# TEXT EXTRACT start
Reputation: 53
I'm using SAS to create new variables for a data set. I used this code to create a permanent data set, a temporary data set from the permanent data set, and the new variables:
libname HW4 'C:\Users\johns\Desktop\SAS'; (please note I changed the location name as it contains revealing information)
data work.ldl;
set hw4.ldldat;
delta_LDL = LDL_post - LDL_pre;
if LDL_pre = . then group = "";
else if LDL_pre<100 then group="Pre less than 100";
else if LDL_pre>100 then group="Pre greater than 100";
if LDL_post =. then group ="";
else if LDL_post<100 then group="Post less than 100";
else if LDL_post>100 then group="Post greater than 100";
run; I received this note in the log:
NOTE: Missing values were generated as a result of performing an operation on missing values. Each place is given by: (Number of times) at (Line):(Column). 4 at 4:26
Does this mean that I've done something wrong? Is there something wrong within my code?
Upvotes: 0
Views: 148
Reputation: 21274
No, it's a valid error and if you look at your log at that line number it's likely your delta calculation.
delta_LDL = LDL_post - LDL_pre;
But your IF statements is also accounting for missing, so clearly those values can be missing. SAS is telling you that for the delta calculation, if one value was missing it assigned it to missing. In SAS if you do certain calculations (operators) with missing the result is missing. With some functions, it treats missing as 0.
quick example:
data demo;
x=1;
y=2;
z=.;
a=x+y;
b=x+z;
c=y+z;
output;
a=sum(x, y);
b=sum(x, z);
c=sum(y, z);
output;
run;
title 'Row1 with sum operator, Row2 with sum function';
proc print data=demo;
run;
Row1 with sum operator, Row2 with sum function
Obs x y z a b c
1 1 2 . 3 . .
2 1 2 . 3 1 2
EDIT: You can correct for this in two ways, one is to return the missing and the second is to assume the missing is 0.
# TEXT EXTRACT end
PROBLEM A: Retype the rows from their first line through the line that contains "chevron-down-icon: ▼ [151,362,159,372]", including both ends.
# DATA start
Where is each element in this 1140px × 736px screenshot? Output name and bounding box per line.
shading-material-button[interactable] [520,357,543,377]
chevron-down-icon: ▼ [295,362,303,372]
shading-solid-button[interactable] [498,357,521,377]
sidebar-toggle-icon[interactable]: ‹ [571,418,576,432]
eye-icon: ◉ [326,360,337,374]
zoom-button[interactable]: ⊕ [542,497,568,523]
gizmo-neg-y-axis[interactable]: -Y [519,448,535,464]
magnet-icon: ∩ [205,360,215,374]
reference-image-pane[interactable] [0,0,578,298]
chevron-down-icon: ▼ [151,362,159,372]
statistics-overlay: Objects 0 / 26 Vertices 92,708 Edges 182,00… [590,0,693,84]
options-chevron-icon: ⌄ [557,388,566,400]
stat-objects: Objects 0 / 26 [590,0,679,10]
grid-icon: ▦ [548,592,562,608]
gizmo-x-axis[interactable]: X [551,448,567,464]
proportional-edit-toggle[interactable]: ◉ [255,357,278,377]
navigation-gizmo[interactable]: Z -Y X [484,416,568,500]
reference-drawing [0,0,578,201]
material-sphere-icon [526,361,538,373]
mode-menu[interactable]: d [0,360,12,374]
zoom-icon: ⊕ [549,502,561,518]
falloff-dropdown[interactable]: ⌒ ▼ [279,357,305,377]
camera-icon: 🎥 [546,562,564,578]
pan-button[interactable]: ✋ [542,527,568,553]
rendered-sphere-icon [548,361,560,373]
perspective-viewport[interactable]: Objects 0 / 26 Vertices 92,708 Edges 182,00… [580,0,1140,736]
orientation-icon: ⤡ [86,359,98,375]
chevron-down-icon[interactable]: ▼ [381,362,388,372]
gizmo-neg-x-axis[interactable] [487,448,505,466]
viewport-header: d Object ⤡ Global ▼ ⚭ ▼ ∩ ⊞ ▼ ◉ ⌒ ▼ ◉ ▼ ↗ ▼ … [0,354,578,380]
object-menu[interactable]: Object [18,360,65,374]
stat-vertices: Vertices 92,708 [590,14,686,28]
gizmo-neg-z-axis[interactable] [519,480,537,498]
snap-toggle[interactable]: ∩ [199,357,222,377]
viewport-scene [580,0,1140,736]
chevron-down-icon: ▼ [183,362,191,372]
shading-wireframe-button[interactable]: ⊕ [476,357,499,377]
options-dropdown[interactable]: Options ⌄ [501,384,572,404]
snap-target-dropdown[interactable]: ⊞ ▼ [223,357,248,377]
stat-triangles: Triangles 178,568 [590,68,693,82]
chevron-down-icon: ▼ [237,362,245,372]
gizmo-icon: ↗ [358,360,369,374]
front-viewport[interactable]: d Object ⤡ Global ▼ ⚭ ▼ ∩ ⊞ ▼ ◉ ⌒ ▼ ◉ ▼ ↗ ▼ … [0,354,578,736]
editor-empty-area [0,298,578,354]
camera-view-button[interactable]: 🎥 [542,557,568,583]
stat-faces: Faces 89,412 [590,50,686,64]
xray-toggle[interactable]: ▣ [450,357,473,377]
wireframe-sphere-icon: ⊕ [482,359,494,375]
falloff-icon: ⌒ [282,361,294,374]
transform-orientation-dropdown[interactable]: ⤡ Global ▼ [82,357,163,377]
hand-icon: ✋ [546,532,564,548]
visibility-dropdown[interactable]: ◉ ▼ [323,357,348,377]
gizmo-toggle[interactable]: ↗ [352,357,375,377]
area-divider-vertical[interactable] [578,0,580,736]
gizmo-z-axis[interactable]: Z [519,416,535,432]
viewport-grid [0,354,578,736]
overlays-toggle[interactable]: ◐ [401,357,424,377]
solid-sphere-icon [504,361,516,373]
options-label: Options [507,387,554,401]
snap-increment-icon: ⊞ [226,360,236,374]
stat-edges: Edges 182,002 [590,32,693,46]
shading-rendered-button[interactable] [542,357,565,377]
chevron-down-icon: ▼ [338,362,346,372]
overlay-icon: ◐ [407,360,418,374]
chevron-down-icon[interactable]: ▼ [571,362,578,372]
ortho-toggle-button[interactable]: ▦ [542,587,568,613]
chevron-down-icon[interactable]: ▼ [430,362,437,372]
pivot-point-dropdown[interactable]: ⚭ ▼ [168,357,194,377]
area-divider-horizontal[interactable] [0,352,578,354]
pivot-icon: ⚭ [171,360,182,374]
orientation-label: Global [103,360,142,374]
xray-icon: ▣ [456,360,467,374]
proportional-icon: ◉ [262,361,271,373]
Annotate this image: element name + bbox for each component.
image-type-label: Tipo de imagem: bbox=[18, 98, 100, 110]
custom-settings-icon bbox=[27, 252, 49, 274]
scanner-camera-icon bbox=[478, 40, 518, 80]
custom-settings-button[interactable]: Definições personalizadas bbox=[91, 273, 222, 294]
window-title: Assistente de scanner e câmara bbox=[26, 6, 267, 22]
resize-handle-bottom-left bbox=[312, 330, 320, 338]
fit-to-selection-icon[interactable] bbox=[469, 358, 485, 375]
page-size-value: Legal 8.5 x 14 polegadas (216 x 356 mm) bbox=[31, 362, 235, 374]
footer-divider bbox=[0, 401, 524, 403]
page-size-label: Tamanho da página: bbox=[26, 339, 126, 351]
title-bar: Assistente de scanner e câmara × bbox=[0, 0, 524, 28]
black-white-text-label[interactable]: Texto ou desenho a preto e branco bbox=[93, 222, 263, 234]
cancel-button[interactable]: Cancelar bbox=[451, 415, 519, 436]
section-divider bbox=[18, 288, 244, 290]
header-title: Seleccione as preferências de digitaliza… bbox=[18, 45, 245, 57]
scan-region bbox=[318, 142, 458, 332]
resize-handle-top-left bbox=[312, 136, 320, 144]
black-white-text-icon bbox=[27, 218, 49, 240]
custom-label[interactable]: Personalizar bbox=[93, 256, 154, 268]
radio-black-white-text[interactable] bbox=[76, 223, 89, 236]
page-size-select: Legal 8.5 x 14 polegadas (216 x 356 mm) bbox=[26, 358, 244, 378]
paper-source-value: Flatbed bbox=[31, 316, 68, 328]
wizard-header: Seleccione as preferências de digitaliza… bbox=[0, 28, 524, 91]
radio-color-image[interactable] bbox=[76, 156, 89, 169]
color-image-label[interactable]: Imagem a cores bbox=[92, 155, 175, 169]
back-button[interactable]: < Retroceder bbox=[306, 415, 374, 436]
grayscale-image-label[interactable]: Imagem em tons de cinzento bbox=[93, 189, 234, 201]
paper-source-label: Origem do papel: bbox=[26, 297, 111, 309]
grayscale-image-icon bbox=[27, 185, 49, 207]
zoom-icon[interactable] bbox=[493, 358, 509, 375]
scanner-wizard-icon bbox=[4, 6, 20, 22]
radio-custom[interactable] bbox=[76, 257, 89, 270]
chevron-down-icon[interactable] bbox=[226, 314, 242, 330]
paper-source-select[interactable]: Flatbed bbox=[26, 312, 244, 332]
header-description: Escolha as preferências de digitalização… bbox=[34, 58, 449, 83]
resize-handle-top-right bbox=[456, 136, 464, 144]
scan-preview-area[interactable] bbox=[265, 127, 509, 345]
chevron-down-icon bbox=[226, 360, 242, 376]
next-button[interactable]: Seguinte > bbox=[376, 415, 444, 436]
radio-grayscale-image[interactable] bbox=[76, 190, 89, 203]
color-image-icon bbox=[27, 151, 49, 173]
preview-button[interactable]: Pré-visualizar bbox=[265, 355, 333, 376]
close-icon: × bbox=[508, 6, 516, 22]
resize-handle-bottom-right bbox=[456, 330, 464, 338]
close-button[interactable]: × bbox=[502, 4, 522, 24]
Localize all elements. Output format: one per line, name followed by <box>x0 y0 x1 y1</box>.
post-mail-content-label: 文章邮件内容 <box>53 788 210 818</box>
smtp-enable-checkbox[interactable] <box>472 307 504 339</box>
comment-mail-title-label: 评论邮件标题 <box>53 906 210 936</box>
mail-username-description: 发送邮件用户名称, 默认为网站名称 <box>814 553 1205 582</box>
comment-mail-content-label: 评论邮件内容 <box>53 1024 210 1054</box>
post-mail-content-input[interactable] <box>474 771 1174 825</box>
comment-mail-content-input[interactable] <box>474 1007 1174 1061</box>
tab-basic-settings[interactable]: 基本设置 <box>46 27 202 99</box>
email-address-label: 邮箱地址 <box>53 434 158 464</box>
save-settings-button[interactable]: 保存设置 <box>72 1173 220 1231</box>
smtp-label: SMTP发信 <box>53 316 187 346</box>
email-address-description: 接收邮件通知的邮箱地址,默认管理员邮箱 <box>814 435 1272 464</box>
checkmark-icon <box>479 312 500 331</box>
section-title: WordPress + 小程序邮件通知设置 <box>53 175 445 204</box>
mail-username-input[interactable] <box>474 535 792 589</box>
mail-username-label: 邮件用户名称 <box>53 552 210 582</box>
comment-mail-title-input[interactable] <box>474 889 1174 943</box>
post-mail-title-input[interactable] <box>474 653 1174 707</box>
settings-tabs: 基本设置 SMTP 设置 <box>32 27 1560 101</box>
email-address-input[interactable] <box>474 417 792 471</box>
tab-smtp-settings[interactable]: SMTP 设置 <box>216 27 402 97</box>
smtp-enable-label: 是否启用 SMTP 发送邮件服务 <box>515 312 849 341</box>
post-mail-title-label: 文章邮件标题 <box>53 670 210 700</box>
# DATA end
PROBLEM B: Echo the entire forum thread about missing values in SAS, word for word.

TASK RESULT A:
Where is each element in this 1140px × 736px screenshot? Output name and bounding box per line.
shading-material-button[interactable] [520,357,543,377]
chevron-down-icon: ▼ [295,362,303,372]
shading-solid-button[interactable] [498,357,521,377]
sidebar-toggle-icon[interactable]: ‹ [571,418,576,432]
eye-icon: ◉ [326,360,337,374]
zoom-button[interactable]: ⊕ [542,497,568,523]
gizmo-neg-y-axis[interactable]: -Y [519,448,535,464]
magnet-icon: ∩ [205,360,215,374]
reference-image-pane[interactable] [0,0,578,298]
chevron-down-icon: ▼ [151,362,159,372]

TASK RESULT B:
Reputation: 53
I'm using SAS to create new variables for a data set. I used this code to create a permanent data set, a temporary data set from the permanent data set, and the new variables:
libname HW4 'C:\Users\johns\Desktop\SAS'; (please note I changed the location name as it contains revealing information)
data work.ldl;
set hw4.ldldat;
delta_LDL = LDL_post - LDL_pre;
if LDL_pre = . then group = "";
else if LDL_pre<100 then group="Pre less than 100";
else if LDL_pre>100 then group="Pre greater than 100";
if LDL_post =. then group ="";
else if LDL_post<100 then group="Post less than 100";
else if LDL_post>100 then group="Post greater than 100";
run; I received this note in the log:
NOTE: Missing values were generated as a result of performing an operation on missing values. Each place is given by: (Number of times) at (Line):(Column). 4 at 4:26
Does this mean that I've done something wrong? Is there something wrong within my code?
Upvotes: 0
Views: 148
Reputation: 21274
No, it's a valid error and if you look at your log at that line number it's likely your delta calculation.
delta_LDL = LDL_post - LDL_pre;
But your IF statements is also accounting for missing, so clearly those values can be missing. SAS is telling you that for the delta calculation, if one value was missing it assigned it to missing. In SAS if you do certain calculations (operators) with missing the result is missing. With some functions, it treats missing as 0.
quick example:
data demo;
x=1;
y=2;
z=.;
a=x+y;
b=x+z;
c=y+z;
output;
a=sum(x, y);
b=sum(x, z);
c=sum(y, z);
output;
run;
title 'Row1 with sum operator, Row2 with sum function';
proc print data=demo;
run;
Row1 with sum operator, Row2 with sum function
Obs x y z a b c
1 1 2 . 3 . .
2 1 2 . 3 1 2
EDIT: You can correct for this in two ways, one is to return the missing and the second is to assume the missing is 0.